◆ TASK DIRECTIONS
Set down, in full, every record in the block.

Some records
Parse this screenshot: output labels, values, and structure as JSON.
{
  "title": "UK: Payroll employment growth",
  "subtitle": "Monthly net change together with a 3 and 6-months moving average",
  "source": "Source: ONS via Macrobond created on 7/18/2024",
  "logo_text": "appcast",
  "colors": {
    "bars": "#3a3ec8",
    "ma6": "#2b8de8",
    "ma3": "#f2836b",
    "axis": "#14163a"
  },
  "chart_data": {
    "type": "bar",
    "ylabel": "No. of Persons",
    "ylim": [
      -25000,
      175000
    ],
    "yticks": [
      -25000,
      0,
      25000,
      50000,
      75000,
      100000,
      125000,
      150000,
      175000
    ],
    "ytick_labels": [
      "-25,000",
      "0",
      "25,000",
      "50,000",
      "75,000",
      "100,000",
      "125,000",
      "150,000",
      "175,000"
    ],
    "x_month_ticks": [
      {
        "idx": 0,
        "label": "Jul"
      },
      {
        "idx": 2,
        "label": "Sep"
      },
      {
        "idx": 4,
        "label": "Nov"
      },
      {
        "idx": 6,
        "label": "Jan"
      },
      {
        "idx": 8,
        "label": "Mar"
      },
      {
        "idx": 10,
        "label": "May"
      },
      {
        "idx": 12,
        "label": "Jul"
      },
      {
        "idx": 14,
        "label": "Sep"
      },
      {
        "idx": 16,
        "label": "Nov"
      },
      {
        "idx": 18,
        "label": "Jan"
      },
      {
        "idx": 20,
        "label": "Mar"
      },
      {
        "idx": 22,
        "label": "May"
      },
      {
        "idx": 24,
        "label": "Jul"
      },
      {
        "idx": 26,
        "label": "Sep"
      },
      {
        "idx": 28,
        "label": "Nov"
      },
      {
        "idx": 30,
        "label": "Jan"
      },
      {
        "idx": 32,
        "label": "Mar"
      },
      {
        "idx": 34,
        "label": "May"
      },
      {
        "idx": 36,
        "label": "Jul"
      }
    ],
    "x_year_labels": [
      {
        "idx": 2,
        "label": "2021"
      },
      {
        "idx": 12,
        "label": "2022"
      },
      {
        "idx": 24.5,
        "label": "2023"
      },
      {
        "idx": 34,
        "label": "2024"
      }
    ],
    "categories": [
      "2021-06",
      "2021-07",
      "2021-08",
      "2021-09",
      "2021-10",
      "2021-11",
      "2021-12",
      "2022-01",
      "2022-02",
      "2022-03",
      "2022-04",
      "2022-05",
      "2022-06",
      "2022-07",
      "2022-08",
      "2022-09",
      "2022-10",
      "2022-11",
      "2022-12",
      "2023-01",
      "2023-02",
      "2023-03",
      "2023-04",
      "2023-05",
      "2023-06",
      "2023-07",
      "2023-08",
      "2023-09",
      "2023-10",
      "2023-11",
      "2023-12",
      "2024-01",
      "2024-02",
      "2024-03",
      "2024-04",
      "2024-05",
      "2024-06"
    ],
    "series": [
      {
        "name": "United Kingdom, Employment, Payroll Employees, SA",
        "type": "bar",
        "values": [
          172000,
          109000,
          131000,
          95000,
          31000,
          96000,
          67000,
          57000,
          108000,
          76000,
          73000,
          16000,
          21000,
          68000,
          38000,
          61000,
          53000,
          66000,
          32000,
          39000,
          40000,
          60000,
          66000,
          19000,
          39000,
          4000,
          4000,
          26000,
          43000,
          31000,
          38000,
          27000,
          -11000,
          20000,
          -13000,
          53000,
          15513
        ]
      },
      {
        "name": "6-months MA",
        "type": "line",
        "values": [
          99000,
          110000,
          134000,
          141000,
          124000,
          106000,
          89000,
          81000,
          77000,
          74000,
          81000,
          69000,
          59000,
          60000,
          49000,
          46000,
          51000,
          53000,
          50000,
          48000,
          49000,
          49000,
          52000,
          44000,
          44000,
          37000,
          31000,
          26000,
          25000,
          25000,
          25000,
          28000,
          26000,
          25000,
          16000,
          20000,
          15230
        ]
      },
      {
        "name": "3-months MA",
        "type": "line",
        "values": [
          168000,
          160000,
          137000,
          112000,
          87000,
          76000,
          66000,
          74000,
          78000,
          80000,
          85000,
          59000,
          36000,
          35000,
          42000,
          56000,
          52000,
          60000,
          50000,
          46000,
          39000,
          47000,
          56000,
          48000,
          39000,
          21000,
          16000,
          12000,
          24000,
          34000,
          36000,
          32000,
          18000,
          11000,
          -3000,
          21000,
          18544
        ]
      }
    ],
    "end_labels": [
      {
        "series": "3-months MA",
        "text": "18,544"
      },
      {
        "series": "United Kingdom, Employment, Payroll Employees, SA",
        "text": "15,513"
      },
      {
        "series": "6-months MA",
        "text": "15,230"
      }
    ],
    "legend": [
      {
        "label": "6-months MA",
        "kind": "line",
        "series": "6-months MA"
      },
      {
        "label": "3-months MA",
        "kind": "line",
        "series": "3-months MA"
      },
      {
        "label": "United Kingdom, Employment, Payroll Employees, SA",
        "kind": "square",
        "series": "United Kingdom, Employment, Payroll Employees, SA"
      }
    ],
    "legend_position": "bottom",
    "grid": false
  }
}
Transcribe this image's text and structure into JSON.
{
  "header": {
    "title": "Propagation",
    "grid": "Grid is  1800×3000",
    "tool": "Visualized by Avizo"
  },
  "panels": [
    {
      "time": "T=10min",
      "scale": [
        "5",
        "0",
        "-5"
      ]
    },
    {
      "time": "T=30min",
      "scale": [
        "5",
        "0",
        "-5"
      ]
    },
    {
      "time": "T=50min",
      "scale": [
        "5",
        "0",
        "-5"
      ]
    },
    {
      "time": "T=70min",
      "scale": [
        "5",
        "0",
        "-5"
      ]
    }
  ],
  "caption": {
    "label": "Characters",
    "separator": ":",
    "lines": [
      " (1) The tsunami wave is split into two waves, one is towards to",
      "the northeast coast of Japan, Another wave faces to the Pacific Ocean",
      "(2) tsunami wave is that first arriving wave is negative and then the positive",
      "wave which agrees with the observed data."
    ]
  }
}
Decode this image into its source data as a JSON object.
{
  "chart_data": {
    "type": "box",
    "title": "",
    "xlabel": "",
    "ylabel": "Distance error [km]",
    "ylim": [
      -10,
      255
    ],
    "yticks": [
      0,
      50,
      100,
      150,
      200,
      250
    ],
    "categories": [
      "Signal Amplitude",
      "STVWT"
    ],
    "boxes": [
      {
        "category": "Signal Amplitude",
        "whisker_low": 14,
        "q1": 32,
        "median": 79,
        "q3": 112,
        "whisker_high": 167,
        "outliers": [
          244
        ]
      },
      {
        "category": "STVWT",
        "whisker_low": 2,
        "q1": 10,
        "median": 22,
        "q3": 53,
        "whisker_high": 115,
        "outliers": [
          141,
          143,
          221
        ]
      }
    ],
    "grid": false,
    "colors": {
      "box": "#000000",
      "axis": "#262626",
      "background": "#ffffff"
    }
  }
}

◆ TASK RESPONSE
Parse this screenshot: output labels, values, and structure as JSON.
{
  "title": "UK: Payroll employment growth",
  "subtitle": "Monthly net change together with a 3 and 6-months moving average",
  "source": "Source: ONS via Macrobond created on 7/18/2024",
  "logo_text": "appcast",
  "colors": {
    "bars": "#3a3ec8",
    "ma6": "#2b8de8",
    "ma3": "#f2836b",
    "axis": "#14163a"
  },
  "chart_data": {
    "type": "bar",
    "ylabel": "No. of Persons",
    "ylim": [
      -25000,
      175000
    ],
    "yticks": [
      -25000,
      0,
      25000,
      50000,
      75000,
      100000,
      125000,
      150000,
      175000
    ],
    "ytick_labels": [
      "-25,000",
      "0",
      "25,000",
      "50,000",
      "75,000",
      "100,000",
      "125,000",
      "150,000",
      "175,000"
    ],
    "x_month_ticks": [
      {
        "idx": 0,
        "label": "Jul"
      },
      {
        "idx": 2,
        "label": "Sep"
      },
      {
        "idx": 4,
        "label": "Nov"
      },
      {
        "idx": 6,
        "label": "Jan"
      },
      {
        "idx": 8,
        "label": "Mar"
      },
      {
        "idx": 10,
        "label": "May"
      },
      {
        "idx": 12,
        "label": "Jul"
      },
      {
        "idx": 14,
        "label": "Sep"
      },
      {
        "idx": 16,
        "label": "Nov"
      },
      {
        "idx": 18,
        "label": "Jan"
      },
      {
        "idx": 20,
        "label": "Mar"
      },
      {
        "idx": 22,
        "label": "May"
      },
      {
        "idx": 24,
        "label": "Jul"
      },
      {
        "idx": 26,
        "label": "Sep"
      },
      {
        "idx": 28,
        "label": "Nov"
      },
      {
        "idx": 30,
        "label": "Jan"
      },
      {
        "idx": 32,
        "label": "Mar"
      },
      {
        "idx": 34,
        "label": "May"
      },
      {
        "idx": 36,
        "label": "Jul"
      }
    ],
    "x_year_labels": [
      {
        "idx": 2,
        "label": "2021"
      },
      {
        "idx": 12,
        "label": "2022"
      },
      {
        "idx": 24.5,
        "label": "2023"
      },
      {
        "idx": 34,
        "label": "2024"
      }
    ],
    "categories": [
      "2021-06",
      "2021-07",
      "2021-08",
      "2021-09",
      "2021-10",
      "2021-11",
      "2021-12",
      "2022-01",
      "2022-02",
      "2022-03",
      "2022-04",
      "2022-05",
      "2022-06",
      "2022-07",
      "2022-08",
      "2022-09",
      "2022-10",
      "2022-11",
      "2022-12",
      "2023-01",
      "2023-02",
      "2023-03",
      "2023-04",
      "2023-05",
      "2023-06",
      "2023-07",
      "2023-08",
      "2023-09",
      "2023-10",
      "2023-11",
      "2023-12",
      "2024-01",
      "2024-02",
      "2024-03",
      "2024-04",
      "2024-05",
      "2024-06"
    ],
    "series": [
      {
        "name": "United Kingdom, Employment, Payroll Employees, SA",
        "type": "bar",
        "values": [
          172000,
          109000,
          131000,
          95000,
          31000,
          96000,
          67000,
          57000,
          108000,
          76000,
          73000,
          16000,
          21000,
          68000,
          38000,
          61000,
          53000,
          66000,
          32000,
          39000,
          40000,
          60000,
          66000,
          19000,
          39000,
          4000,
          4000,
          26000,
          43000,
          31000,
          38000,
          27000,
          -11000,
          20000,
          -13000,
          53000,
          15513
        ]
      },
      {
        "name": "6-months MA",
        "type": "line",
        "values": [
          99000,
          110000,
          134000,
          141000,
          124000,
          106000,
          89000,
          81000,
          77000,
          74000,
          81000,
          69000,
          59000,
          60000,
          49000,
          46000,
          51000,
          53000,
          50000,
          48000,
          49000,
          49000,
          52000,
          44000,
          44000,
          37000,
          31000,
          26000,
          25000,
          25000,
          25000,
          28000,
          26000,
          25000,
          16000,
          20000,
          15230
        ]
      },
      {
        "name": "3-months MA",
        "type": "line",
        "values": [
          168000,
          160000,
          137000,
          112000,
          87000,
          76000,
          66000,
          74000,
          78000,
          80000,
          85000,
          59000,
          36000,
          35000,
          42000,
          56000,
          52000,
          60000,
          50000,
          46000,
          39000,
          47000,
          56000,
          48000,
          39000,
          21000,
          16000,
          12000,
          24000,
          34000,
          36000,
          32000,
          18000,
          11000,
          -3000,
          21000,
          18544
        ]
      }
    ],
    "end_labels": [
      {
        "series": "3-months MA",
        "text": "18,544"
      },
      {
        "series": "United Kingdom, Employment, Payroll Employees, SA",
        "text": "15,513"
      },
      {
        "series": "6-months MA",
        "text": "15,230"
      }
    ],
    "legend": [
      {
        "label": "6-months MA",
        "kind": "line",
        "series": "6-months MA"
      },
      {
        "label": "3-months MA",
        "kind": "line",
        "series": "3-months MA"
      },
      {
        "label": "United Kingdom, Employment, Payroll Employees, SA",
        "kind": "square",
        "series": "United Kingdom, Employment, Payroll Employees, SA"
      }
    ],
    "legend_position": "bottom",
    "grid": false
  }
}
Transcribe this image's text and structure into JSON.
{
  "header": {
    "title": "Propagation",
    "grid": "Grid is  1800×3000",
    "tool": "Visualized by Avizo"
  },
  "panels": [
    {
      "time": "T=10min",
      "scale": [
        "5",
        "0",
        "-5"
      ]
    },
    {
      "time": "T=30min",
      "scale": [
        "5",
        "0",
        "-5"
      ]
    },
    {
      "time": "T=50min",
      "scale": [
        "5",
        "0",
        "-5"
      ]
    },
    {
      "time": "T=70min",
      "scale": [
        "5",
        "0",
        "-5"
      ]
    }
  ],
  "caption": {
    "label": "Characters",
    "separator": ":",
    "lines": [
      " (1) The tsunami wave is split into two waves, one is towards to",
      "the northeast coast of Japan, Another wave faces to the Pacific Ocean",
      "(2) tsunami wave is that first arriving wave is negative and then the positive",
      "wave which agrees with the observed data."
    ]
  }
}
Decode this image into its source data as a JSON object.
{
  "chart_data": {
    "type": "box",
    "title": "",
    "xlabel": "",
    "ylabel": "Distance error [km]",
    "ylim": [
      -10,
      255
    ],
    "yticks": [
      0,
      50,
      100,
      150,
      200,
      250
    ],
    "categories": [
      "Signal Amplitude",
      "STVWT"
    ],
    "boxes": [
      {
        "category": "Signal Amplitude",
        "whisker_low": 14,
        "q1": 32,
        "median": 79,
        "q3": 112,
        "whisker_high": 167,
        "outliers": [
          244
        ]
      },
      {
        "category": "STVWT",
        "whisker_low": 2,
        "q1": 10,
        "median": 22,
        "q3": 53,
        "whisker_high": 115,
        "outliers": [
          141,
          143,
          221
        ]
      }
    ],
    "grid": false,
    "colors": {
      "box": "#000000",
      "axis": "#262626",
      "background": "#ffffff"
    }
  }
}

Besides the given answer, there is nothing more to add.